Dataset excerpts
-*-*-
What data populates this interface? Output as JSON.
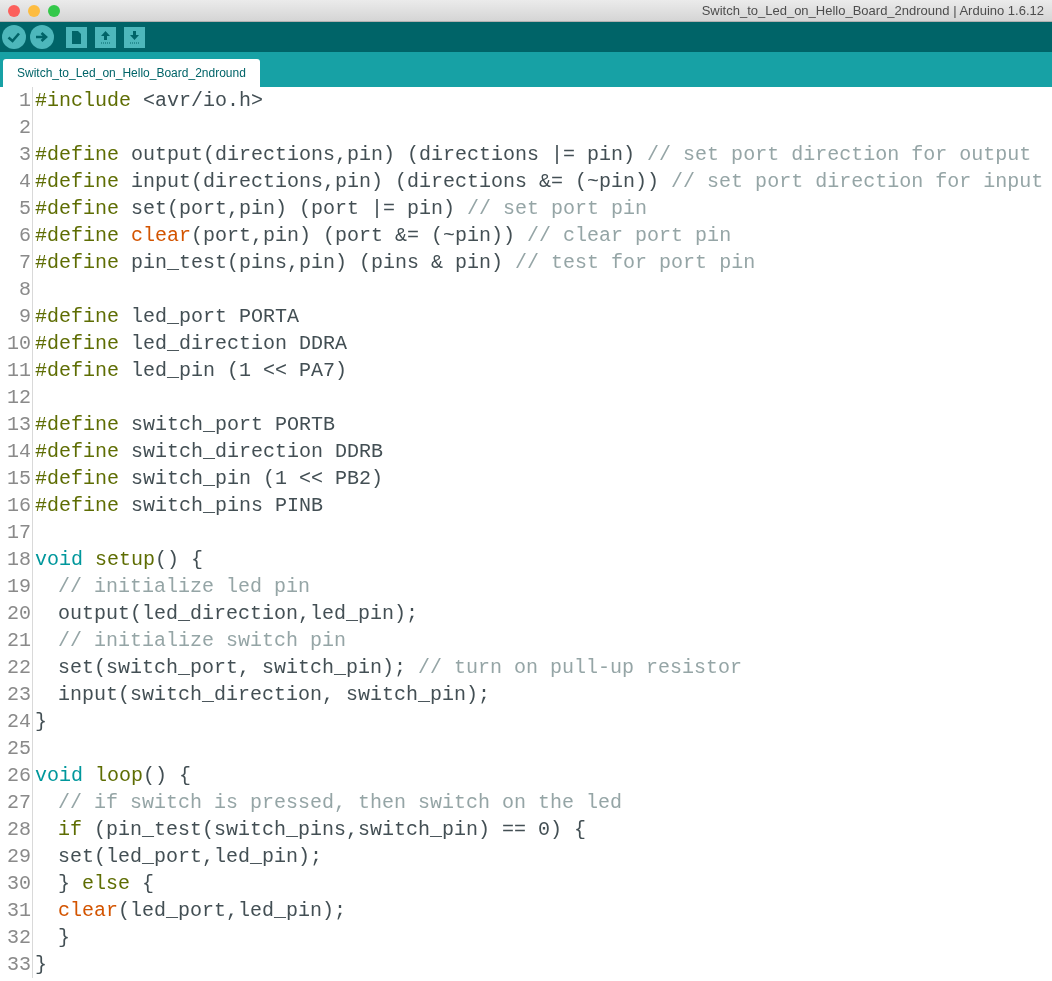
{
  "window": {
    "title": "Switch_to_Led_on_Hello_Board_2ndround | Arduino 1.6.12"
  },
  "tabs": [
    {
      "label": "Switch_to_Led_on_Hello_Board_2ndround",
      "selected": true
    }
  ],
  "editor": {
    "lines": [
      {
        "number": "1",
        "indent": false,
        "tokens": [
          {
            "kind": "preproc",
            "text": "#include"
          },
          {
            "kind": "plain",
            "text": " <avr/io.h>"
          }
        ]
      },
      {
        "number": "2"
      },
      {
        "number": "3",
        "indent": false,
        "tokens": [
          {
            "kind": "preproc",
            "text": "#define"
          },
          {
            "kind": "plain",
            "text": " output(directions,pin) (directions |= pin) "
          },
          {
            "kind": "comment",
            "text": "// set port direction for output"
          }
        ]
      },
      {
        "number": "4",
        "indent": false,
        "tokens": [
          {
            "kind": "preproc",
            "text": "#define"
          },
          {
            "kind": "plain",
            "text": " input(directions,pin) (directions &= (~pin)) "
          },
          {
            "kind": "comment",
            "text": "// set port direction for input"
          }
        ]
      },
      {
        "number": "5",
        "indent": false,
        "tokens": [
          {
            "kind": "preproc",
            "text": "#define"
          },
          {
            "kind": "plain",
            "text": " set(port,pin) (port |= pin) "
          },
          {
            "kind": "comment",
            "text": "// set port pin"
          }
        ]
      },
      {
        "number": "6",
        "indent": false,
        "tokens": [
          {
            "kind": "preproc",
            "text": "#define "
          },
          {
            "kind": "builtin",
            "text": "clear"
          },
          {
            "kind": "plain",
            "text": "(port,pin) (port &= (~pin)) "
          },
          {
            "kind": "comment",
            "text": "// clear port pin"
          }
        ]
      },
      {
        "number": "7",
        "indent": false,
        "tokens": [
          {
            "kind": "preproc",
            "text": "#define"
          },
          {
            "kind": "plain",
            "text": " pin_test(pins,pin) (pins & pin) "
          },
          {
            "kind": "comment",
            "text": "// test for port pin"
          }
        ]
      },
      {
        "number": "8"
      },
      {
        "number": "9",
        "indent": false,
        "tokens": [
          {
            "kind": "preproc",
            "text": "#define"
          },
          {
            "kind": "plain",
            "text": " led_port PORTA"
          }
        ]
      },
      {
        "number": "10",
        "indent": false,
        "tokens": [
          {
            "kind": "preproc",
            "text": "#define"
          },
          {
            "kind": "plain",
            "text": " led_direction DDRA"
          }
        ]
      },
      {
        "number": "11",
        "indent": false,
        "tokens": [
          {
            "kind": "preproc",
            "text": "#define"
          },
          {
            "kind": "plain",
            "text": " led_pin (1 << PA7)"
          }
        ]
      },
      {
        "number": "12"
      },
      {
        "number": "13",
        "indent": false,
        "tokens": [
          {
            "kind": "preproc",
            "text": "#define"
          },
          {
            "kind": "plain",
            "text": " switch_port PORTB"
          }
        ]
      },
      {
        "number": "14",
        "indent": false,
        "tokens": [
          {
            "kind": "preproc",
            "text": "#define"
          },
          {
            "kind": "plain",
            "text": " switch_direction DDRB"
          }
        ]
      },
      {
        "number": "15",
        "indent": false,
        "tokens": [
          {
            "kind": "preproc",
            "text": "#define"
          },
          {
            "kind": "plain",
            "text": " switch_pin (1 << PB2)"
          }
        ]
      },
      {
        "number": "16",
        "indent": false,
        "tokens": [
          {
            "kind": "preproc",
            "text": "#define"
          },
          {
            "kind": "plain",
            "text": " switch_pins PINB"
          }
        ]
      },
      {
        "number": "17"
      },
      {
        "number": "18",
        "indent": false,
        "tokens": [
          {
            "kind": "type",
            "text": "void "
          },
          {
            "kind": "function",
            "text": "setup"
          },
          {
            "kind": "plain",
            "text": "() {"
          }
        ]
      },
      {
        "number": "19",
        "indent": true,
        "tokens": [
          {
            "kind": "comment",
            "text": "// initialize led pin"
          }
        ]
      },
      {
        "number": "20",
        "indent": true,
        "tokens": [
          {
            "kind": "plain",
            "text": "output(led_direction,led_pin);"
          }
        ]
      },
      {
        "number": "21",
        "indent": true,
        "tokens": [
          {
            "kind": "comment",
            "text": "// initialize switch pin"
          }
        ]
      },
      {
        "number": "22",
        "indent": true,
        "tokens": [
          {
            "kind": "plain",
            "text": "set(switch_port, switch_pin); "
          },
          {
            "kind": "comment",
            "text": "// turn on pull-up resistor"
          }
        ]
      },
      {
        "number": "23",
        "indent": true,
        "tokens": [
          {
            "kind": "plain",
            "text": "input(switch_direction, switch_pin);"
          }
        ]
      },
      {
        "number": "24",
        "indent": false,
        "tokens": [
          {
            "kind": "plain",
            "text": "}"
          }
        ]
      },
      {
        "number": "25"
      },
      {
        "number": "26",
        "indent": false,
        "tokens": [
          {
            "kind": "type",
            "text": "void "
          },
          {
            "kind": "function",
            "text": "loop"
          },
          {
            "kind": "plain",
            "text": "() {"
          }
        ]
      },
      {
        "number": "27",
        "indent": true,
        "tokens": [
          {
            "kind": "comment",
            "text": "// if switch is pressed, then switch on the led"
          }
        ]
      },
      {
        "number": "28",
        "indent": true,
        "tokens": [
          {
            "kind": "keyword",
            "text": "if"
          },
          {
            "kind": "plain",
            "text": " (pin_test(switch_pins,switch_pin) == 0) {"
          }
        ]
      },
      {
        "number": "29",
        "indent": true,
        "tokens": [
          {
            "kind": "plain",
            "text": "set(led_port,led_pin);"
          }
        ]
      },
      {
        "number": "30",
        "indent": true,
        "tokens": [
          {
            "kind": "plain",
            "text": "} "
          },
          {
            "kind": "keyword",
            "text": "else"
          },
          {
            "kind": "plain",
            "text": " {"
          }
        ]
      },
      {
        "number": "31",
        "indent": true,
        "tokens": [
          {
            "kind": "builtin",
            "text": "clear"
          },
          {
            "kind": "plain",
            "text": "(led_port,led_pin);"
          }
        ]
      },
      {
        "number": "32",
        "indent": true,
        "tokens": [
          {
            "kind": "plain",
            "text": "}"
          }
        ]
      },
      {
        "number": "33",
        "indent": false,
        "tokens": [
          {
            "kind": "plain",
            "text": "}"
          }
        ]
      }
    ]
  }
}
-*-*-
Only the number is wanted: how many lines of the material contain the word "directions"?

2